Out of the lines in this data, how many include "message"? Give the number and nothing else.
####
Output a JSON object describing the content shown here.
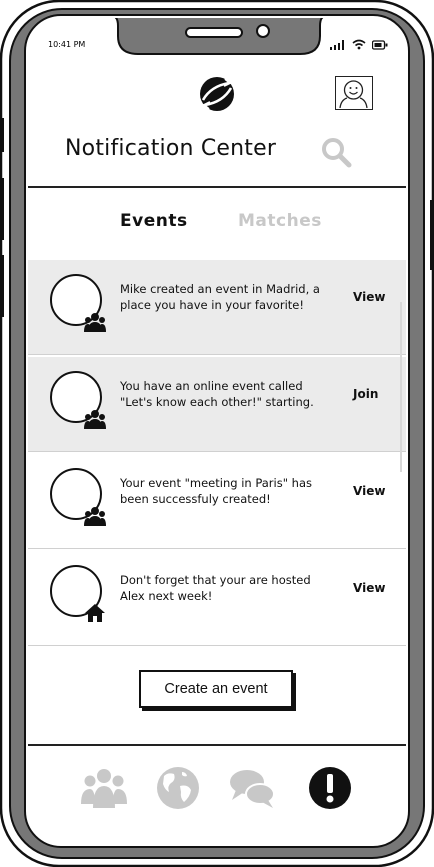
{
  "status": {
    "time": "10:41 PM"
  },
  "header": {
    "title": "Notification Center"
  },
  "tabs": [
    {
      "label": "Events",
      "active": true
    },
    {
      "label": "Matches",
      "active": false
    }
  ],
  "notifications": [
    {
      "message": "Mike created an event in Madrid, a place you have in your favorite!",
      "action": "View",
      "badge": "group-icon",
      "highlighted": true
    },
    {
      "message": "You have an online event called \"Let's know each other!\" starting.",
      "action": "Join",
      "badge": "group-icon",
      "highlighted": true
    },
    {
      "message": "Your event \"meeting in Paris\" has been successfuly created!",
      "action": "View",
      "badge": "group-icon",
      "highlighted": false
    },
    {
      "message": "Don't forget that your are hosted Alex next week!",
      "action": "View",
      "badge": "home-icon",
      "highlighted": false
    }
  ],
  "create_button": {
    "label": "Create an event"
  },
  "bottom_nav": [
    {
      "icon": "people-icon",
      "active": false
    },
    {
      "icon": "globe-icon",
      "active": false
    },
    {
      "icon": "chat-icon",
      "active": false
    },
    {
      "icon": "alert-icon",
      "active": true
    }
  ],
  "colors": {
    "inactive_gray": "#c8c8c8",
    "highlight_bg": "#ebebeb",
    "ink": "#111111"
  }
}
####
▶ **EXPECTED OUTPUT**
4